== Data entries

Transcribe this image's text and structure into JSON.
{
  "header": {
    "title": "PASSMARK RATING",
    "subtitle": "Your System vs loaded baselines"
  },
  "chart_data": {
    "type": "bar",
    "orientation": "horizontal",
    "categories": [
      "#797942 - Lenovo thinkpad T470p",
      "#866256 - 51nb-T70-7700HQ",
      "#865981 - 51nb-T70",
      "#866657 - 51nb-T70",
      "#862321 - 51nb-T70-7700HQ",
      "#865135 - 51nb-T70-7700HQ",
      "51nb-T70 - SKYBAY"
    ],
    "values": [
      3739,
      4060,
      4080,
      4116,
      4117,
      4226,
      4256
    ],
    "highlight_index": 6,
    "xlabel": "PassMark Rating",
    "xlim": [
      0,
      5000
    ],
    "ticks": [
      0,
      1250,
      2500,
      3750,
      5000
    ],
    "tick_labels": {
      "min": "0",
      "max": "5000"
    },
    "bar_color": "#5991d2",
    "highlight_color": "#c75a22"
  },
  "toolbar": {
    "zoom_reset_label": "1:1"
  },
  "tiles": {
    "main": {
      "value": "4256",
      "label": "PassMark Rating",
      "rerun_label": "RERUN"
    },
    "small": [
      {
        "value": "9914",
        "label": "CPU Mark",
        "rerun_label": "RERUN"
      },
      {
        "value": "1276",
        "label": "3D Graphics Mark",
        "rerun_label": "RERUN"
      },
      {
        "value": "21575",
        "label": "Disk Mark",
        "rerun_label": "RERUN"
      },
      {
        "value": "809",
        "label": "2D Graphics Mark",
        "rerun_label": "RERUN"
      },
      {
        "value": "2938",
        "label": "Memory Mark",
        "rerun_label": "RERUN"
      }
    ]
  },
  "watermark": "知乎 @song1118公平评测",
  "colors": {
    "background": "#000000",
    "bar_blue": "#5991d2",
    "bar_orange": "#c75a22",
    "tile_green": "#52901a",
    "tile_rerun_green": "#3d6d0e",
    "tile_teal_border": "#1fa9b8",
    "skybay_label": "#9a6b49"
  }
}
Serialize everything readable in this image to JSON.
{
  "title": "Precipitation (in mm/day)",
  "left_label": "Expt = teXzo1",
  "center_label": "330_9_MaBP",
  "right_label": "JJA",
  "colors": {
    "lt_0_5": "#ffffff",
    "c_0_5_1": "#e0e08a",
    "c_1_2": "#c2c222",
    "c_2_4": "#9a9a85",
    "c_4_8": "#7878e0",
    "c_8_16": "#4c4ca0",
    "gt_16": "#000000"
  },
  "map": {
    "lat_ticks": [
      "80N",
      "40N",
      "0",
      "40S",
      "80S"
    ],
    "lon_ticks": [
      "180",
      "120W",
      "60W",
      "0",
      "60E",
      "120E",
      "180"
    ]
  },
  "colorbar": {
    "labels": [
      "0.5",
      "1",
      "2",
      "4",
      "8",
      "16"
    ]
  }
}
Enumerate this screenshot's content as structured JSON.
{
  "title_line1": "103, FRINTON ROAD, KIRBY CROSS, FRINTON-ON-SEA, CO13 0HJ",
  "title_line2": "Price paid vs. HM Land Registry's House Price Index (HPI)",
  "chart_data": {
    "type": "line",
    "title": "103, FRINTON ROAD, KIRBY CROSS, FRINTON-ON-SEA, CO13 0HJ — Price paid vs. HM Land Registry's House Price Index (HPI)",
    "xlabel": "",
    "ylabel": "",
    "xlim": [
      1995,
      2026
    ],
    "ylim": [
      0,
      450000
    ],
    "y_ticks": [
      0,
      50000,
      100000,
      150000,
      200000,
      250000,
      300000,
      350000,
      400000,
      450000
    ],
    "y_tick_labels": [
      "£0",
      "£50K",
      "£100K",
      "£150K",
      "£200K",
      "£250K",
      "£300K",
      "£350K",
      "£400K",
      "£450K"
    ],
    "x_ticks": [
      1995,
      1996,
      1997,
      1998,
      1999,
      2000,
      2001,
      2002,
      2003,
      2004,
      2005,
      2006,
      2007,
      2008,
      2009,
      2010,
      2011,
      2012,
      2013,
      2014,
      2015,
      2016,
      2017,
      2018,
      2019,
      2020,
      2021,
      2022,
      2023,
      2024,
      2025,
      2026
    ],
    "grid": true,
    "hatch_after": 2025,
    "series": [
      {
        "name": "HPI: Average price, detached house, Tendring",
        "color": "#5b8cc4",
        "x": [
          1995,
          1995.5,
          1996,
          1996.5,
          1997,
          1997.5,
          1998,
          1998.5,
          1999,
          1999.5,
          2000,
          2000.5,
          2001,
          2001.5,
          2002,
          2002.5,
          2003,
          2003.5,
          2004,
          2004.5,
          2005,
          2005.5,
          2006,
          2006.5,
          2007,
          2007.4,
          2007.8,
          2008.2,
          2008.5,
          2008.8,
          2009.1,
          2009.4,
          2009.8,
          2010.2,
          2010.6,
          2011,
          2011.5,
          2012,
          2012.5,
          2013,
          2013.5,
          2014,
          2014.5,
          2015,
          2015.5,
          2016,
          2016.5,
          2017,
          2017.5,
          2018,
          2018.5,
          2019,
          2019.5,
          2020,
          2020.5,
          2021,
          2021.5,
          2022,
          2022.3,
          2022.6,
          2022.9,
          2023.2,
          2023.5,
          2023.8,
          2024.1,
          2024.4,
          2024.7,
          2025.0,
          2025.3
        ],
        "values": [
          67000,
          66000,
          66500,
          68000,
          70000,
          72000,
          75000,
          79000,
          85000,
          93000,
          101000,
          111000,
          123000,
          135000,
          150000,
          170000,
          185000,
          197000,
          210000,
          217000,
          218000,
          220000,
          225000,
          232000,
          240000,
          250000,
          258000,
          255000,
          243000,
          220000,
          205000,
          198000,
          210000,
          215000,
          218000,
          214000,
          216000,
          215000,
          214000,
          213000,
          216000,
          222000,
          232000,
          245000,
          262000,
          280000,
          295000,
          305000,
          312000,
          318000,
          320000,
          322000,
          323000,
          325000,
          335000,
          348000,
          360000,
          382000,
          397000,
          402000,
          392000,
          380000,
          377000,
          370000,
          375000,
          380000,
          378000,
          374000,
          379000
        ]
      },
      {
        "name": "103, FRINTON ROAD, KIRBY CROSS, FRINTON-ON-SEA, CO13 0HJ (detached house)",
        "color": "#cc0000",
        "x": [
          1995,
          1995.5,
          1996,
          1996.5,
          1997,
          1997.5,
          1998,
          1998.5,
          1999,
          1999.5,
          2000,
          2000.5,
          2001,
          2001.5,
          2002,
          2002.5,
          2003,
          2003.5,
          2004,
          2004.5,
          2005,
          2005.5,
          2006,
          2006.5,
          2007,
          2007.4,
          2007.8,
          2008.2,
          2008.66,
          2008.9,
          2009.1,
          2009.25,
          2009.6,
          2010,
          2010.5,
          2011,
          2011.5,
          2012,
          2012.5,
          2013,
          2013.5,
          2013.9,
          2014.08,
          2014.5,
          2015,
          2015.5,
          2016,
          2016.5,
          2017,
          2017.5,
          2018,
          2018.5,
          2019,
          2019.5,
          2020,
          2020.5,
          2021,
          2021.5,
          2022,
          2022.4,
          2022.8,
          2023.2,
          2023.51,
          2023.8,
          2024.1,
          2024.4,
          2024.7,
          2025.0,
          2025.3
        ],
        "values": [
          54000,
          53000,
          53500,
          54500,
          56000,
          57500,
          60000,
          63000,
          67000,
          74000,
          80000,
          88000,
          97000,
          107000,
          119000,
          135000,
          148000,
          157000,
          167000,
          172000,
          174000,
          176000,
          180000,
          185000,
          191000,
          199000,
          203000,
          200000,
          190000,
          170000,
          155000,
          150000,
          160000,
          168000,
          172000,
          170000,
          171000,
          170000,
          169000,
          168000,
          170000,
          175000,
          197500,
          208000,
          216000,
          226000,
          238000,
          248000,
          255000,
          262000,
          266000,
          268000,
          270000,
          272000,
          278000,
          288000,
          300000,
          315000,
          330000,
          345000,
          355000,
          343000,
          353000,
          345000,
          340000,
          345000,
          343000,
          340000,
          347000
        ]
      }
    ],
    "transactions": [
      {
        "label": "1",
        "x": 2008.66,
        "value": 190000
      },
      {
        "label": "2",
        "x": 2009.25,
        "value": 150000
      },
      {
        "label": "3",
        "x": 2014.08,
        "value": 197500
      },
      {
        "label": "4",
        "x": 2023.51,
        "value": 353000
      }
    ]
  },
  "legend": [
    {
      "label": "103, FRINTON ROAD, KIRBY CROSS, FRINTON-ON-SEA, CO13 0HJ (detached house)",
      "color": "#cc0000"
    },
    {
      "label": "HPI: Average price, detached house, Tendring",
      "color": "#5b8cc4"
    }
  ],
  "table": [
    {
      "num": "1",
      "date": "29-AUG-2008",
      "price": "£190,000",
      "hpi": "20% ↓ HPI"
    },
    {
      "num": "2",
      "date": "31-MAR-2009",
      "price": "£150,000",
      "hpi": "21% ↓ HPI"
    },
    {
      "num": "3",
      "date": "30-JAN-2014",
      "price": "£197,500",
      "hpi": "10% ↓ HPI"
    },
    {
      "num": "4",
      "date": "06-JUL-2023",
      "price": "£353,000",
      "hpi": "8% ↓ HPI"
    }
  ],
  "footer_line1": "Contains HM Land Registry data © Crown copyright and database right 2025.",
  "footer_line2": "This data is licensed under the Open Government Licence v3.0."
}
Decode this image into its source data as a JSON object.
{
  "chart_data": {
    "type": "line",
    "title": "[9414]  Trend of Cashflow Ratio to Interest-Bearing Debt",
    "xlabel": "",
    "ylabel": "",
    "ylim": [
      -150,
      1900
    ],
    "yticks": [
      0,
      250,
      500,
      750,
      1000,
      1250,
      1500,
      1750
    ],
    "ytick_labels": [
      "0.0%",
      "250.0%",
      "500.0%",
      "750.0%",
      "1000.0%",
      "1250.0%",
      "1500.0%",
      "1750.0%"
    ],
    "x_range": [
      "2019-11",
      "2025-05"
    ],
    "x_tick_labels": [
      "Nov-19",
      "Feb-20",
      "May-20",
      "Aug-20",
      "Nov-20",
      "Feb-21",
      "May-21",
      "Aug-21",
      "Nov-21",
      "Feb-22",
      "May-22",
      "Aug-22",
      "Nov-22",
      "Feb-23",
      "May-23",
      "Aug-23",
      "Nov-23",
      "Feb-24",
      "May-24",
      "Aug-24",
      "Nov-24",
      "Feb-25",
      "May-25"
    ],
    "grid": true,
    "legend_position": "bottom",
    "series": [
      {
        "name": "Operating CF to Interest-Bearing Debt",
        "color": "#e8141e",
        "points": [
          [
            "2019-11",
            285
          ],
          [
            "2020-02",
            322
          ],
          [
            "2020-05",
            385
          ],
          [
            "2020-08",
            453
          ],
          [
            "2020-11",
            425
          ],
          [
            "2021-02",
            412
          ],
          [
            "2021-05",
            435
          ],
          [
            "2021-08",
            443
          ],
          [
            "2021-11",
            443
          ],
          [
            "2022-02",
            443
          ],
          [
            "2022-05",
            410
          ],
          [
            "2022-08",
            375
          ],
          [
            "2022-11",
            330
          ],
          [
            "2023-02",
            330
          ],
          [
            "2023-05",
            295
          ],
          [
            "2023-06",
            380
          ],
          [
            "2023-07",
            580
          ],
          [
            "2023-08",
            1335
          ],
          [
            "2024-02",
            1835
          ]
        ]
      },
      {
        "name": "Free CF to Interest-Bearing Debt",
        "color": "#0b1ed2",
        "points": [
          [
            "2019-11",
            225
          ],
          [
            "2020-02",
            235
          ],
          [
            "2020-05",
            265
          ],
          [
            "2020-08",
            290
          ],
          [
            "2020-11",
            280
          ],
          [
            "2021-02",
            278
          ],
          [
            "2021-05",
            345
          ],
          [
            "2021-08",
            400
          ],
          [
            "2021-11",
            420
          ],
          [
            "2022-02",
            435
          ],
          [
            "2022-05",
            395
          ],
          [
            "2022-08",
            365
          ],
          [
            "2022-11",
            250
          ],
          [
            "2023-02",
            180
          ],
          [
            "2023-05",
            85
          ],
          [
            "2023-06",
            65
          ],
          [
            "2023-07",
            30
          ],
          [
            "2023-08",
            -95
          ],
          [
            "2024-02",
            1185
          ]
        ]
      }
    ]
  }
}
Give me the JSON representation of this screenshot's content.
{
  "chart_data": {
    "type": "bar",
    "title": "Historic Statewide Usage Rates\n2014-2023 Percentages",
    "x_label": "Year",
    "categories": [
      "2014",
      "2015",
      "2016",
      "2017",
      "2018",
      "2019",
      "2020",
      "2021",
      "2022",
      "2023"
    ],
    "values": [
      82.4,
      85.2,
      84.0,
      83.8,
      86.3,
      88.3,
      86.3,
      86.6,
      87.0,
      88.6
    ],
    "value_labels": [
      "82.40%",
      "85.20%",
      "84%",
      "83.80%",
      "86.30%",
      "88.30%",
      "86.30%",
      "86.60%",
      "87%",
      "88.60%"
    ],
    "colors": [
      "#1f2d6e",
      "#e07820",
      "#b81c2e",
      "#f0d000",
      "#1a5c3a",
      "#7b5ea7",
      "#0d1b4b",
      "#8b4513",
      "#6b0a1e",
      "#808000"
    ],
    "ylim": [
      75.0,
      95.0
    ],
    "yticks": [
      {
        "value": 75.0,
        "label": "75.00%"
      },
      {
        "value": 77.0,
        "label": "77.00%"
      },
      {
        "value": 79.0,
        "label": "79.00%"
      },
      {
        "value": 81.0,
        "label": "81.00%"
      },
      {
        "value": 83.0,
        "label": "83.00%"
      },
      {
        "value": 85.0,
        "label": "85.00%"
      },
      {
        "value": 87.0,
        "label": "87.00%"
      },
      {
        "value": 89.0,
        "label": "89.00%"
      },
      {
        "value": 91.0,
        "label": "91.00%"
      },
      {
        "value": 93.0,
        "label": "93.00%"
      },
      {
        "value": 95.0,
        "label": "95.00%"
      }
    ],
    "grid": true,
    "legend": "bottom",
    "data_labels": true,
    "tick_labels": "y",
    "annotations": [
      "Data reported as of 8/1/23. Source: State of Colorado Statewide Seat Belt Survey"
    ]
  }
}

====

What you need to do =>
Copy every line of the entries above in which "Graphics" occurs.

Exercise answer =>
        "label": "3D Graphics Mark",
        "label": "2D Graphics Mark",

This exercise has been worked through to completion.